Written request: Search the records below for the word "Asia". Pull out each line that has it.

Supplied material:
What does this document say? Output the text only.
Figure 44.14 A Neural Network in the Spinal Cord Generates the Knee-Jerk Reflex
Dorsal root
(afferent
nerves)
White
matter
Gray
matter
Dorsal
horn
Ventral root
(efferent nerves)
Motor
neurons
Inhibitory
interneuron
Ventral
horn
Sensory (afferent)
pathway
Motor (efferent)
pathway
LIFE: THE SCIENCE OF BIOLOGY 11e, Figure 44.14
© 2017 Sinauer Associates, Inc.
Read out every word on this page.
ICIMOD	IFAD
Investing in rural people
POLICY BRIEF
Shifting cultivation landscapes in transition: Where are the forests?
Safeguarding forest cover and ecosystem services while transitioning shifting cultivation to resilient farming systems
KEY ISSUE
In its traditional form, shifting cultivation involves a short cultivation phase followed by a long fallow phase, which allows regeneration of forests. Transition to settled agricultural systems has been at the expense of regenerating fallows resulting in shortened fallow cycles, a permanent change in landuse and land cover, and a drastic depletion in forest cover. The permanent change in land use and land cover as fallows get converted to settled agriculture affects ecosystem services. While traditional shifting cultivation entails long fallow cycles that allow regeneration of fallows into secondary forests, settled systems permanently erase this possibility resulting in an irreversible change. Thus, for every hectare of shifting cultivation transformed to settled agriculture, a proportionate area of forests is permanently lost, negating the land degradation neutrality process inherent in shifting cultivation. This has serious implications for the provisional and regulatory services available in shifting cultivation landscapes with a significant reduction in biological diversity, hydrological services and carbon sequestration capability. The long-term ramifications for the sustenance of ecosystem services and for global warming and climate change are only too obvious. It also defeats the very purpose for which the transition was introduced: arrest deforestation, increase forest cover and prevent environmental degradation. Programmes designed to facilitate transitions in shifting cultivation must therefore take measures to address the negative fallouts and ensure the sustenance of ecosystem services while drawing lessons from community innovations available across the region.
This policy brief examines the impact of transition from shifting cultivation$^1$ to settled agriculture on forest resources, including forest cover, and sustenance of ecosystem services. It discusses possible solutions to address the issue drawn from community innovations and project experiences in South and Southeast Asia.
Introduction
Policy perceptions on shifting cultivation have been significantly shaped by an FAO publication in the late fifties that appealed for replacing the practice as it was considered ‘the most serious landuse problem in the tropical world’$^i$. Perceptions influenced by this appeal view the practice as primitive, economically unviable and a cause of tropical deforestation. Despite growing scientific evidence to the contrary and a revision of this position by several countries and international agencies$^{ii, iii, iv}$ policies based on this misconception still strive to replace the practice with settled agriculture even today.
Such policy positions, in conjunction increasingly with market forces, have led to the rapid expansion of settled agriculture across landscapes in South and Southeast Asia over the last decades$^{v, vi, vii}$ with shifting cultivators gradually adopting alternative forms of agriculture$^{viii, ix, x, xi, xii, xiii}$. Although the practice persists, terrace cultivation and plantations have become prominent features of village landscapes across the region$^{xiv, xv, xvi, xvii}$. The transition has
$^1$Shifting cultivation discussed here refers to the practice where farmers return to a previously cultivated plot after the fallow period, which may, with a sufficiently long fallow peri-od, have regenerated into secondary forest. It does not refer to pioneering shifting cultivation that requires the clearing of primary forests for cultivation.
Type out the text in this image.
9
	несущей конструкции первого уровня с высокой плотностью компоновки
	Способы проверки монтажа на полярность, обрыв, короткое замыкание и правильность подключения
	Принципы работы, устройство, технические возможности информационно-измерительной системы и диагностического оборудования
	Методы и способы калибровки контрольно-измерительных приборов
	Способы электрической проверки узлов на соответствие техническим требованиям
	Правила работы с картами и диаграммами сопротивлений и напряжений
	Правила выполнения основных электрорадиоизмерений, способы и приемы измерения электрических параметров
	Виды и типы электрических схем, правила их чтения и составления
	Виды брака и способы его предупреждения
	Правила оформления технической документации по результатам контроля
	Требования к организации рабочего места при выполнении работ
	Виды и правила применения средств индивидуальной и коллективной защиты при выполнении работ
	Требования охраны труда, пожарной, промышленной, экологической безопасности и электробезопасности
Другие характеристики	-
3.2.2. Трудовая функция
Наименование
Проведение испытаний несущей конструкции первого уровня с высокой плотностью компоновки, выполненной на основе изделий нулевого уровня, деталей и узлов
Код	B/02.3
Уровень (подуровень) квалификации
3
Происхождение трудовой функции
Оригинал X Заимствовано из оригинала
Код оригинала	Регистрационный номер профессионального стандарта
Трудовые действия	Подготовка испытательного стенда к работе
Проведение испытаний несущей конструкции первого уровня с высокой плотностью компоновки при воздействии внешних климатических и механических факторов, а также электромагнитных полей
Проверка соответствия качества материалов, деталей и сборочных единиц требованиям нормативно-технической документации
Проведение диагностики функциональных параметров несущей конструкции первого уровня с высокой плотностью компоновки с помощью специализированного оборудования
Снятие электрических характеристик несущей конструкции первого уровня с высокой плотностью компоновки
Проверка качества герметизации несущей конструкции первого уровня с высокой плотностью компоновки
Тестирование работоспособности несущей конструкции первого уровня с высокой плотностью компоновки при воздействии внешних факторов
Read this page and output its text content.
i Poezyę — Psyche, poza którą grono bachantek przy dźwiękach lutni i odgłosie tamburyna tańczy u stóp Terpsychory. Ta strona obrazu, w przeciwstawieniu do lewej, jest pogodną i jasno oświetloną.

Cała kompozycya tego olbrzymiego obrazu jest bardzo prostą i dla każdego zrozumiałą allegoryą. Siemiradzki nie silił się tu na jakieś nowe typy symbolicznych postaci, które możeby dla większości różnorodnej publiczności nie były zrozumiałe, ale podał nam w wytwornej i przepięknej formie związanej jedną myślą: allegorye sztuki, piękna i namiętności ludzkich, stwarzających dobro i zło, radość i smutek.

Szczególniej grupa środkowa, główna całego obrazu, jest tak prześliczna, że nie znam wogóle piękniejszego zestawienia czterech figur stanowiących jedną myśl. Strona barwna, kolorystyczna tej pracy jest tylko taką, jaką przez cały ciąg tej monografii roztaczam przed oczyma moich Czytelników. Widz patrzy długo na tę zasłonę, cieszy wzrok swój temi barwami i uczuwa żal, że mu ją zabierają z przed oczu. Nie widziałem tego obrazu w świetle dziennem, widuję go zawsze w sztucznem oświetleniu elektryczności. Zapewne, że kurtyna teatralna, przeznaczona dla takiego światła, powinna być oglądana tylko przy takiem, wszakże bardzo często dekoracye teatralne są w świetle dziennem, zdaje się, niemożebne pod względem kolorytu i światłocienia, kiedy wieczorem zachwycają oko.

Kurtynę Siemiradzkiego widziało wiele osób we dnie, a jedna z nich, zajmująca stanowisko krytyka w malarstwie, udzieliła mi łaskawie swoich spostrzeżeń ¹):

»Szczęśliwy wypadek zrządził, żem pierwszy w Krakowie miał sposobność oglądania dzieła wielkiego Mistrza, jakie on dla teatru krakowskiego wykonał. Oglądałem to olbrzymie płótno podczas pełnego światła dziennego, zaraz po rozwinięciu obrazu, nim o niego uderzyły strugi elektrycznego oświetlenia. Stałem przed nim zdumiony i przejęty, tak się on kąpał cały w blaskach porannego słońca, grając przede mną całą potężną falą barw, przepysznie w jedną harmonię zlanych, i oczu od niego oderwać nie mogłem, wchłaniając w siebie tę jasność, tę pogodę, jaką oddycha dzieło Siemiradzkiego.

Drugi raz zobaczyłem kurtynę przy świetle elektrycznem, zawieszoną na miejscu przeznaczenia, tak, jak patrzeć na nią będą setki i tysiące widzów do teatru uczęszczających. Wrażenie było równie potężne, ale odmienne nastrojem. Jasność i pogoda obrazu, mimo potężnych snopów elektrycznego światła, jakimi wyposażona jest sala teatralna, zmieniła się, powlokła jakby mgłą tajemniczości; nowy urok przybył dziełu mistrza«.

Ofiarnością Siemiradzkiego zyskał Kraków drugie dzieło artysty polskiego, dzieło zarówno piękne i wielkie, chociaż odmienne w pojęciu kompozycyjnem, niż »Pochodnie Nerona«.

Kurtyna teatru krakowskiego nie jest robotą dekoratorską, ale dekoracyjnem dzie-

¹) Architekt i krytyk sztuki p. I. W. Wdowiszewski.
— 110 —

The solution:
This policy brief examines the impact of transition from shifting cultivation$^1$ to settled agriculture on forest resources, including forest cover, and sustenance of ecosystem services. It discusses possible solutions to address the issue drawn from community innovations and project experiences in South and Southeast Asia.
Such policy positions, in conjunction increasingly with market forces, have led to the rapid expansion of settled agriculture across landscapes in South and Southeast Asia over the last decades$^{v, vi, vii}$ with shifting cultivators gradually adopting alternative forms of agriculture$^{viii, ix, x, xi, xii, xiii}$. Although the practice persists, terrace cultivation and plantations have become prominent features of village landscapes across the region$^{xiv, xv, xvi, xvii}$. The transition has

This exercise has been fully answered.